>> Start

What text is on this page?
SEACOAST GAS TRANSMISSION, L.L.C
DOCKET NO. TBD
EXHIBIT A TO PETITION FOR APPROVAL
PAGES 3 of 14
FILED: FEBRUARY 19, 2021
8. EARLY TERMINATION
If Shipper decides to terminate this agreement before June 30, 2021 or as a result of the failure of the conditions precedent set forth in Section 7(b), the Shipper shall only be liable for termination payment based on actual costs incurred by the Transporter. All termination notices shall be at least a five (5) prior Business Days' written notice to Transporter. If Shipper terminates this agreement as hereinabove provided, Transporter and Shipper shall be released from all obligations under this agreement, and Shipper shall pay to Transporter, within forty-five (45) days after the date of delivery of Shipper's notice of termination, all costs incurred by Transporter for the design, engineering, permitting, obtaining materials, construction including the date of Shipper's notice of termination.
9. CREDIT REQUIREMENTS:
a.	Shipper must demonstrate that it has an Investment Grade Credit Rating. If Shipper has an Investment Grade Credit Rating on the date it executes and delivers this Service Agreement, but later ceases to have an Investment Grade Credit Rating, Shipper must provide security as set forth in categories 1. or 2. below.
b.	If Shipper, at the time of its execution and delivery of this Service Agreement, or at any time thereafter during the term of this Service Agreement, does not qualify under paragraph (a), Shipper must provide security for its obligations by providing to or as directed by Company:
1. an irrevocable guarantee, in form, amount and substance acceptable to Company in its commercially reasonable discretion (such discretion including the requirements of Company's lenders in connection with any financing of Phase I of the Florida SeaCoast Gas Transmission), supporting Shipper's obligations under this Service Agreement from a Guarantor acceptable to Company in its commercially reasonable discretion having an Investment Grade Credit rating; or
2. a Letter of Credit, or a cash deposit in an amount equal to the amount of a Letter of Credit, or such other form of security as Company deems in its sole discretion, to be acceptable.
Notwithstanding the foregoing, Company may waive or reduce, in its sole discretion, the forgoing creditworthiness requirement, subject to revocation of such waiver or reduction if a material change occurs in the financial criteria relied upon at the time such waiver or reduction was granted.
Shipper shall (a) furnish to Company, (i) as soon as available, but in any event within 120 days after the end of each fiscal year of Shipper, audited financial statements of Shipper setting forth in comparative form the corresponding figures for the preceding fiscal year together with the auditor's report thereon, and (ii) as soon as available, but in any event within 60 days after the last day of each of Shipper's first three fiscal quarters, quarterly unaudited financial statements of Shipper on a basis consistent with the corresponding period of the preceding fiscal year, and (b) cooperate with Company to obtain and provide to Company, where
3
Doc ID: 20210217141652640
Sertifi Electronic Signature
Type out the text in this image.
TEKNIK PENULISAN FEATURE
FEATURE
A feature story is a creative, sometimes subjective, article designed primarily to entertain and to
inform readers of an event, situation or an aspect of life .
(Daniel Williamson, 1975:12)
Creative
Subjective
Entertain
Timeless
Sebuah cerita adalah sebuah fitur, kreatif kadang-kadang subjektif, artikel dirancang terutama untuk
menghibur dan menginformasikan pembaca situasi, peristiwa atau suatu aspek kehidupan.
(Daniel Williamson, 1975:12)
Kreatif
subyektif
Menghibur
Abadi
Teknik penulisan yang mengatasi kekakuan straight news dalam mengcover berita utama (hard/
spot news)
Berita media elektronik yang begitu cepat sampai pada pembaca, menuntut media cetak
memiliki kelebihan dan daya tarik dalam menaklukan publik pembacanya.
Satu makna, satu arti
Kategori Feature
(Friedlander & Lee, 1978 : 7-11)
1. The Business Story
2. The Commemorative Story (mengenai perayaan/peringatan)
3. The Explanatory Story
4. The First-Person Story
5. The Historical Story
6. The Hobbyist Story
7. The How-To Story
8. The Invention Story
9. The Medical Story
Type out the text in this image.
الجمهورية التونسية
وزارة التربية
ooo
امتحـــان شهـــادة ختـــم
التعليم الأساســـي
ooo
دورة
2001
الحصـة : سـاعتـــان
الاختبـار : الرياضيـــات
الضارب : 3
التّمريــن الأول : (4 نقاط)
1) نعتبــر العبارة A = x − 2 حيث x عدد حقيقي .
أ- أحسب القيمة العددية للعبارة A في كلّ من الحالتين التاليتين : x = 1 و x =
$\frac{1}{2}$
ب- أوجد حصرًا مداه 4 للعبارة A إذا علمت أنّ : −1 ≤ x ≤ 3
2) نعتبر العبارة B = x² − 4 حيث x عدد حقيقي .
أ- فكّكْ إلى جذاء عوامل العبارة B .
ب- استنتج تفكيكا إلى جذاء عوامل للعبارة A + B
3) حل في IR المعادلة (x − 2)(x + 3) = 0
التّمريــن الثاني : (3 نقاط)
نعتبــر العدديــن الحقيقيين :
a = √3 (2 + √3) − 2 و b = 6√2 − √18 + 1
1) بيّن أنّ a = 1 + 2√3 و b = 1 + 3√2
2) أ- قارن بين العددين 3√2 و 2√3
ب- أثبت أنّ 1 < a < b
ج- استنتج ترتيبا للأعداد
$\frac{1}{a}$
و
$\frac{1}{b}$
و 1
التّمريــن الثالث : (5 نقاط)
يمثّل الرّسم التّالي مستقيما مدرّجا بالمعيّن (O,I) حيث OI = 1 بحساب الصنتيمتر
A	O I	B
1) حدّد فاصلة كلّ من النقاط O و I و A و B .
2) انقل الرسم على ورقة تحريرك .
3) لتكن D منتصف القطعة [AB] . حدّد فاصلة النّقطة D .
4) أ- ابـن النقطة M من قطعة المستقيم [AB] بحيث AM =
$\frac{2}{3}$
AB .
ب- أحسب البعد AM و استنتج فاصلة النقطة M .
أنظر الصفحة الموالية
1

>> End

Transcribe every entry exactly, omitting nothing.

# CORRECT RESPONSE:
What text is on this page?
SEACOAST GAS TRANSMISSION, L.L.C
DOCKET NO. TBD
EXHIBIT A TO PETITION FOR APPROVAL
PAGES 3 of 14
FILED: FEBRUARY 19, 2021
8. EARLY TERMINATION
If Shipper decides to terminate this agreement before June 30, 2021 or as a result of the failure of the conditions precedent set forth in Section 7(b), the Shipper shall only be liable for termination payment based on actual costs incurred by the Transporter. All termination notices shall be at least a five (5) prior Business Days' written notice to Transporter. If Shipper terminates this agreement as hereinabove provided, Transporter and Shipper shall be released from all obligations under this agreement, and Shipper shall pay to Transporter, within forty-five (45) days after the date of delivery of Shipper's notice of termination, all costs incurred by Transporter for the design, engineering, permitting, obtaining materials, construction including the date of Shipper's notice of termination.
9. CREDIT REQUIREMENTS:
a.	Shipper must demonstrate that it has an Investment Grade Credit Rating. If Shipper has an Investment Grade Credit Rating on the date it executes and delivers this Service Agreement, but later ceases to have an Investment Grade Credit Rating, Shipper must provide security as set forth in categories 1. or 2. below.
b.	If Shipper, at the time of its execution and delivery of this Service Agreement, or at any time thereafter during the term of this Service Agreement, does not qualify under paragraph (a), Shipper must provide security for its obligations by providing to or as directed by Company:
1. an irrevocable guarantee, in form, amount and substance acceptable to Company in its commercially reasonable discretion (such discretion including the requirements of Company's lenders in connection with any financing of Phase I of the Florida SeaCoast Gas Transmission), supporting Shipper's obligations under this Service Agreement from a Guarantor acceptable to Company in its commercially reasonable discretion having an Investment Grade Credit rating; or
2. a Letter of Credit, or a cash deposit in an amount equal to the amount of a Letter of Credit, or such other form of security as Company deems in its sole discretion, to be acceptable.
Notwithstanding the foregoing, Company may waive or reduce, in its sole discretion, the forgoing creditworthiness requirement, subject to revocation of such waiver or reduction if a material change occurs in the financial criteria relied upon at the time such waiver or reduction was granted.
Shipper shall (a) furnish to Company, (i) as soon as available, but in any event within 120 days after the end of each fiscal year of Shipper, audited financial statements of Shipper setting forth in comparative form the corresponding figures for the preceding fiscal year together with the auditor's report thereon, and (ii) as soon as available, but in any event within 60 days after the last day of each of Shipper's first three fiscal quarters, quarterly unaudited financial statements of Shipper on a basis consistent with the corresponding period of the preceding fiscal year, and (b) cooperate with Company to obtain and provide to Company, where
3
Doc ID: 20210217141652640
Sertifi Electronic Signature
Type out the text in this image.
TEKNIK PENULISAN FEATURE
FEATURE
A feature story is a creative, sometimes subjective, article designed primarily to entertain and to
inform readers of an event, situation or an aspect of life .
(Daniel Williamson, 1975:12)
Creative
Subjective
Entertain
Timeless
Sebuah cerita adalah sebuah fitur, kreatif kadang-kadang subjektif, artikel dirancang terutama untuk
menghibur dan menginformasikan pembaca situasi, peristiwa atau suatu aspek kehidupan.
(Daniel Williamson, 1975:12)
Kreatif
subyektif
Menghibur
Abadi
Teknik penulisan yang mengatasi kekakuan straight news dalam mengcover berita utama (hard/
spot news)
Berita media elektronik yang begitu cepat sampai pada pembaca, menuntut media cetak
memiliki kelebihan dan daya tarik dalam menaklukan publik pembacanya.
Satu makna, satu arti
Kategori Feature
(Friedlander & Lee, 1978 : 7-11)
1. The Business Story
2. The Commemorative Story (mengenai perayaan/peringatan)
3. The Explanatory Story
4. The First-Person Story
5. The Historical Story
6. The Hobbyist Story
7. The How-To Story
8. The Invention Story
9. The Medical Story
Type out the text in this image.
الجمهورية التونسية
وزارة التربية
ooo
امتحـــان شهـــادة ختـــم
التعليم الأساســـي
ooo
دورة
2001
الحصـة : سـاعتـــان
الاختبـار : الرياضيـــات
الضارب : 3
التّمريــن الأول : (4 نقاط)
1) نعتبــر العبارة A = x − 2 حيث x عدد حقيقي .
أ- أحسب القيمة العددية للعبارة A في كلّ من الحالتين التاليتين : x = 1 و x =
$\frac{1}{2}$
ب- أوجد حصرًا مداه 4 للعبارة A إذا علمت أنّ : −1 ≤ x ≤ 3
2) نعتبر العبارة B = x² − 4 حيث x عدد حقيقي .
أ- فكّكْ إلى جذاء عوامل العبارة B .
ب- استنتج تفكيكا إلى جذاء عوامل للعبارة A + B
3) حل في IR المعادلة (x − 2)(x + 3) = 0
التّمريــن الثاني : (3 نقاط)
نعتبــر العدديــن الحقيقيين :
a = √3 (2 + √3) − 2 و b = 6√2 − √18 + 1
1) بيّن أنّ a = 1 + 2√3 و b = 1 + 3√2
2) أ- قارن بين العددين 3√2 و 2√3
ب- أثبت أنّ 1 < a < b
ج- استنتج ترتيبا للأعداد
$\frac{1}{a}$
و
$\frac{1}{b}$
و 1
التّمريــن الثالث : (5 نقاط)
يمثّل الرّسم التّالي مستقيما مدرّجا بالمعيّن (O,I) حيث OI = 1 بحساب الصنتيمتر
A	O I	B
1) حدّد فاصلة كلّ من النقاط O و I و A و B .
2) انقل الرسم على ورقة تحريرك .
3) لتكن D منتصف القطعة [AB] . حدّد فاصلة النّقطة D .
4) أ- ابـن النقطة M من قطعة المستقيم [AB] بحيث AM =
$\frac{2}{3}$
AB .
ب- أحسب البعد AM و استنتج فاصلة النقطة M .
أنظر الصفحة الموالية
1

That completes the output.